→ What needs to be done: Write out every entry word for word.

→ Listing:
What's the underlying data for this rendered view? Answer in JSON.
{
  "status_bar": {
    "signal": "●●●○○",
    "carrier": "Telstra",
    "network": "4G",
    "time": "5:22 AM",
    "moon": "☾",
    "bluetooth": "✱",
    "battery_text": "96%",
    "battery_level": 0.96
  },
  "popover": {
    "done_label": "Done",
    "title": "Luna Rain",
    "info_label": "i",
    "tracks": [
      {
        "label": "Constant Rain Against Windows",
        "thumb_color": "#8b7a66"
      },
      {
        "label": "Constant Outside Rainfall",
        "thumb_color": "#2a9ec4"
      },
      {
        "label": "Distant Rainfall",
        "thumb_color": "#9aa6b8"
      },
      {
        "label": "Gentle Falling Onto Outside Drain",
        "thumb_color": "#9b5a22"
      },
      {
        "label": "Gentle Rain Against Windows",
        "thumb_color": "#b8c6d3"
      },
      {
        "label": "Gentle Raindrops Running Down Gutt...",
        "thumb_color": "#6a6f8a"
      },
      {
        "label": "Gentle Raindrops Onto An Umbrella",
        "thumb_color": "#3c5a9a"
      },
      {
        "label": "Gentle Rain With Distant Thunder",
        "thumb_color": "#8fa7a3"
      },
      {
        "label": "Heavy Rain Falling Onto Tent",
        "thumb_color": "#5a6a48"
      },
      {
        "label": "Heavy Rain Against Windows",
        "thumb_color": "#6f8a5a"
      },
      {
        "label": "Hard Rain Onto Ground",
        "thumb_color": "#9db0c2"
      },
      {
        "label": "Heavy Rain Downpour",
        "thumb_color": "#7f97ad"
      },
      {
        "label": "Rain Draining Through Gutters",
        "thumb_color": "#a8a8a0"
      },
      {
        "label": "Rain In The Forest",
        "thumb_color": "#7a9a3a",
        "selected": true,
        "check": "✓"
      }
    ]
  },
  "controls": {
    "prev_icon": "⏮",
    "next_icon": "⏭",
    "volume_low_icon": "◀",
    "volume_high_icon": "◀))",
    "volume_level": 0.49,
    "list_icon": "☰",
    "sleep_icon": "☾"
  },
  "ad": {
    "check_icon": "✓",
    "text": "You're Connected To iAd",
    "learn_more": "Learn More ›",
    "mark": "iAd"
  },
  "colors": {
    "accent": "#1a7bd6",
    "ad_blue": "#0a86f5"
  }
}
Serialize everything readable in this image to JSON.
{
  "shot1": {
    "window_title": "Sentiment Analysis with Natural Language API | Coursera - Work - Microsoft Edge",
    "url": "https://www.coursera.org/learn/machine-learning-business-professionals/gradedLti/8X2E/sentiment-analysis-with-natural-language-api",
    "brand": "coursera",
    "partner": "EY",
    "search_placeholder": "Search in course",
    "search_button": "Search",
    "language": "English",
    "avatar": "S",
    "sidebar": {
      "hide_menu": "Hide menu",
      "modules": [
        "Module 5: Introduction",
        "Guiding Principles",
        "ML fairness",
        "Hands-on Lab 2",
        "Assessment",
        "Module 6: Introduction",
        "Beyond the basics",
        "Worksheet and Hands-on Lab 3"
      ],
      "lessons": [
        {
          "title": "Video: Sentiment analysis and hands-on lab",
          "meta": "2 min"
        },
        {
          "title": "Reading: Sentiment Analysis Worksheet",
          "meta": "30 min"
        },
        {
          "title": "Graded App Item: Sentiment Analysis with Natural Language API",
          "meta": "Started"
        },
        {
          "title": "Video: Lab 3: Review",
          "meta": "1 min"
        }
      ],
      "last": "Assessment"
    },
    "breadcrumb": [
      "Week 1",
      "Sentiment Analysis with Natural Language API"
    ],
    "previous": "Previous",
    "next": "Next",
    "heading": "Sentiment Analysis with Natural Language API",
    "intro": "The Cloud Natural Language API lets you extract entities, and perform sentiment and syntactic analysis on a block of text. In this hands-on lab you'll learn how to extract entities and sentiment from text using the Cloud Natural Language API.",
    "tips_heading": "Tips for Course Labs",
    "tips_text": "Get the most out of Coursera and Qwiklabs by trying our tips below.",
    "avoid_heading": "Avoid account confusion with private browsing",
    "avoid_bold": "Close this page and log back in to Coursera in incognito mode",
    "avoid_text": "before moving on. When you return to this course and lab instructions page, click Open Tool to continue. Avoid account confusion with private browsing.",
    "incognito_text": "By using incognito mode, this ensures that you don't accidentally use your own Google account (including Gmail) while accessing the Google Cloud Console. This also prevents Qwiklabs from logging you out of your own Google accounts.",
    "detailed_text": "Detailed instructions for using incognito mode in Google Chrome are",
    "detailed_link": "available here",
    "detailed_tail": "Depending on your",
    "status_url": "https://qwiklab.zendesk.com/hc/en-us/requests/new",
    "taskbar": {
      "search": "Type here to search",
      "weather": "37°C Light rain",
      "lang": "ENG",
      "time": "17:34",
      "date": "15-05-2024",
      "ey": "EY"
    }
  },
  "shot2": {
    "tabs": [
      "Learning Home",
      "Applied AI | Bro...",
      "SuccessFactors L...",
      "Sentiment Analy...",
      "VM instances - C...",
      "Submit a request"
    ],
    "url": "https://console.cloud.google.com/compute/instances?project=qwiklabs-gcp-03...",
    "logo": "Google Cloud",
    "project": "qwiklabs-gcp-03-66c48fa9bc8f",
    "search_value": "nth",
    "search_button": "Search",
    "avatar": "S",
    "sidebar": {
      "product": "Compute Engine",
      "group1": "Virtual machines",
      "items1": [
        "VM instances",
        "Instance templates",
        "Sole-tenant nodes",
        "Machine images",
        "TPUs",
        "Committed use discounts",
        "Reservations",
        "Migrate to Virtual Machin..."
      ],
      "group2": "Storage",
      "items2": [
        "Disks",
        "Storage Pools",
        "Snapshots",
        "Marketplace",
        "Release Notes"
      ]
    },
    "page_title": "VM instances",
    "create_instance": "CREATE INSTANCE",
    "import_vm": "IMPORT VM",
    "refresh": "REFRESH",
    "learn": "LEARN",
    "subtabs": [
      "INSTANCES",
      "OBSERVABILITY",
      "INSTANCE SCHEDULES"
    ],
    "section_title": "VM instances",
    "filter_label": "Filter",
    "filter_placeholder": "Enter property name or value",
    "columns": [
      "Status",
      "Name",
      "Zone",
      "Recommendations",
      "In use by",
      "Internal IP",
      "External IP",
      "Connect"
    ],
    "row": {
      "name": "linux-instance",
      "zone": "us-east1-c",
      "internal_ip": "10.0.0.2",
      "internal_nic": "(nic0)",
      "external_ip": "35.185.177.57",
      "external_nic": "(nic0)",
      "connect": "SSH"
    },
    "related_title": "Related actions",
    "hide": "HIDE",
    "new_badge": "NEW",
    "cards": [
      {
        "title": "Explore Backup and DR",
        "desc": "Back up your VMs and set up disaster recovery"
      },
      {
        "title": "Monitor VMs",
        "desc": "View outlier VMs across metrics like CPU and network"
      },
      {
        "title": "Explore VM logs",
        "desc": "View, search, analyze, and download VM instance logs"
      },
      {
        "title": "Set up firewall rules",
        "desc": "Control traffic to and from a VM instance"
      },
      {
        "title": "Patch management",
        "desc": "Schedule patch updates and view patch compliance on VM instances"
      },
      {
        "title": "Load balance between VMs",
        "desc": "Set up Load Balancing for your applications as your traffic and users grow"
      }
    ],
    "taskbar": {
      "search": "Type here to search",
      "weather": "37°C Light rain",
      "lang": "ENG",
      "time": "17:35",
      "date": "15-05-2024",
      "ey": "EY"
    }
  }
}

→ Answer to the exercise:
What's the underlying data for this rendered view? Answer in JSON.
{
  "status_bar": {
    "signal": "●●●○○",
    "carrier": "Telstra",
    "network": "4G",
    "time": "5:22 AM",
    "moon": "☾",
    "bluetooth": "✱",
    "battery_text": "96%",
    "battery_level": 0.96
  },
  "popover": {
    "done_label": "Done",
    "title": "Luna Rain",
    "info_label": "i",
    "tracks": [
      {
        "label": "Constant Rain Against Windows",
        "thumb_color": "#8b7a66"
      },
      {
        "label": "Constant Outside Rainfall",
        "thumb_color": "#2a9ec4"
      },
      {
        "label": "Distant Rainfall",
        "thumb_color": "#9aa6b8"
      },
      {
        "label": "Gentle Falling Onto Outside Drain",
        "thumb_color": "#9b5a22"
      },
      {
        "label": "Gentle Rain Against Windows",
        "thumb_color": "#b8c6d3"
      },
      {
        "label": "Gentle Raindrops Running Down Gutt...",
        "thumb_color": "#6a6f8a"
      },
      {
        "label": "Gentle Raindrops Onto An Umbrella",
        "thumb_color": "#3c5a9a"
      },
      {
        "label": "Gentle Rain With Distant Thunder",
        "thumb_color": "#8fa7a3"
      },
      {
        "label": "Heavy Rain Falling Onto Tent",
        "thumb_color": "#5a6a48"
      },
      {
        "label": "Heavy Rain Against Windows",
        "thumb_color": "#6f8a5a"
      },
      {
        "label": "Hard Rain Onto Ground",
        "thumb_color": "#9db0c2"
      },
      {
        "label": "Heavy Rain Downpour",
        "thumb_color": "#7f97ad"
      },
      {
        "label": "Rain Draining Through Gutters",
        "thumb_color": "#a8a8a0"
      },
      {
        "label": "Rain In The Forest",
        "thumb_color": "#7a9a3a",
        "selected": true,
        "check": "✓"
      }
    ]
  },
  "controls": {
    "prev_icon": "⏮",
    "next_icon": "⏭",
    "volume_low_icon": "◀",
    "volume_high_icon": "◀))",
    "volume_level": 0.49,
    "list_icon": "☰",
    "sleep_icon": "☾"
  },
  "ad": {
    "check_icon": "✓",
    "text": "You're Connected To iAd",
    "learn_more": "Learn More ›",
    "mark": "iAd"
  },
  "colors": {
    "accent": "#1a7bd6",
    "ad_blue": "#0a86f5"
  }
}
Serialize everything readable in this image to JSON.
{
  "shot1": {
    "window_title": "Sentiment Analysis with Natural Language API | Coursera - Work - Microsoft Edge",
    "url": "https://www.coursera.org/learn/machine-learning-business-professionals/gradedLti/8X2E/sentiment-analysis-with-natural-language-api",
    "brand": "coursera",
    "partner": "EY",
    "search_placeholder": "Search in course",
    "search_button": "Search",
    "language": "English",
    "avatar": "S",
    "sidebar": {
      "hide_menu": "Hide menu",
      "modules": [
        "Module 5: Introduction",
        "Guiding Principles",
        "ML fairness",
        "Hands-on Lab 2",
        "Assessment",
        "Module 6: Introduction",
        "Beyond the basics",
        "Worksheet and Hands-on Lab 3"
      ],
      "lessons": [
        {
          "title": "Video: Sentiment analysis and hands-on lab",
          "meta": "2 min"
        },
        {
          "title": "Reading: Sentiment Analysis Worksheet",
          "meta": "30 min"
        },
        {
          "title": "Graded App Item: Sentiment Analysis with Natural Language API",
          "meta": "Started"
        },
        {
          "title": "Video: Lab 3: Review",
          "meta": "1 min"
        }
      ],
      "last": "Assessment"
    },
    "breadcrumb": [
      "Week 1",
      "Sentiment Analysis with Natural Language API"
    ],
    "previous": "Previous",
    "next": "Next",
    "heading": "Sentiment Analysis with Natural Language API",
    "intro": "The Cloud Natural Language API lets you extract entities, and perform sentiment and syntactic analysis on a block of text. In this hands-on lab you'll learn how to extract entities and sentiment from text using the Cloud Natural Language API.",
    "tips_heading": "Tips for Course Labs",
    "tips_text": "Get the most out of Coursera and Qwiklabs by trying our tips below.",
    "avoid_heading": "Avoid account confusion with private browsing",
    "avoid_bold": "Close this page and log back in to Coursera in incognito mode",
    "avoid_text": "before moving on. When you return to this course and lab instructions page, click Open Tool to continue. Avoid account confusion with private browsing.",
    "incognito_text": "By using incognito mode, this ensures that you don't accidentally use your own Google account (including Gmail) while accessing the Google Cloud Console. This also prevents Qwiklabs from logging you out of your own Google accounts.",
    "detailed_text": "Detailed instructions for using incognito mode in Google Chrome are",
    "detailed_link": "available here",
    "detailed_tail": "Depending on your",
    "status_url": "https://qwiklab.zendesk.com/hc/en-us/requests/new",
    "taskbar": {
      "search": "Type here to search",
      "weather": "37°C Light rain",
      "lang": "ENG",
      "time": "17:34",
      "date": "15-05-2024",
      "ey": "EY"
    }
  },
  "shot2": {
    "tabs": [
      "Learning Home",
      "Applied AI | Bro...",
      "SuccessFactors L...",
      "Sentiment Analy...",
      "VM instances - C...",
      "Submit a request"
    ],
    "url": "https://console.cloud.google.com/compute/instances?project=qwiklabs-gcp-03...",
    "logo": "Google Cloud",
    "project": "qwiklabs-gcp-03-66c48fa9bc8f",
    "search_value": "nth",
    "search_button": "Search",
    "avatar": "S",
    "sidebar": {
      "product": "Compute Engine",
      "group1": "Virtual machines",
      "items1": [
        "VM instances",
        "Instance templates",
        "Sole-tenant nodes",
        "Machine images",
        "TPUs",
        "Committed use discounts",
        "Reservations",
        "Migrate to Virtual Machin..."
      ],
      "group2": "Storage",
      "items2": [
        "Disks",
        "Storage Pools",
        "Snapshots",
        "Marketplace",
        "Release Notes"
      ]
    },
    "page_title": "VM instances",
    "create_instance": "CREATE INSTANCE",
    "import_vm": "IMPORT VM",
    "refresh": "REFRESH",
    "learn": "LEARN",
    "subtabs": [
      "INSTANCES",
      "OBSERVABILITY",
      "INSTANCE SCHEDULES"
    ],
    "section_title": "VM instances",
    "filter_label": "Filter",
    "filter_placeholder": "Enter property name or value",
    "columns": [
      "Status",
      "Name",
      "Zone",
      "Recommendations",
      "In use by",
      "Internal IP",
      "External IP",
      "Connect"
    ],
    "row": {
      "name": "linux-instance",
      "zone": "us-east1-c",
      "internal_ip": "10.0.0.2",
      "internal_nic": "(nic0)",
      "external_ip": "35.185.177.57",
      "external_nic": "(nic0)",
      "connect": "SSH"
    },
    "related_title": "Related actions",
    "hide": "HIDE",
    "new_badge": "NEW",
    "cards": [
      {
        "title": "Explore Backup and DR",
        "desc": "Back up your VMs and set up disaster recovery"
      },
      {
        "title": "Monitor VMs",
        "desc": "View outlier VMs across metrics like CPU and network"
      },
      {
        "title": "Explore VM logs",
        "desc": "View, search, analyze, and download VM instance logs"
      },
      {
        "title": "Set up firewall rules",
        "desc": "Control traffic to and from a VM instance"
      },
      {
        "title": "Patch management",
        "desc": "Schedule patch updates and view patch compliance on VM instances"
      },
      {
        "title": "Load balance between VMs",
        "desc": "Set up Load Balancing for your applications as your traffic and users grow"
      }
    ],
    "taskbar": {
      "search": "Type here to search",
      "weather": "37°C Light rain",
      "lang": "ENG",
      "time": "17:35",
      "date": "15-05-2024",
      "ey": "EY"
    }
  }
}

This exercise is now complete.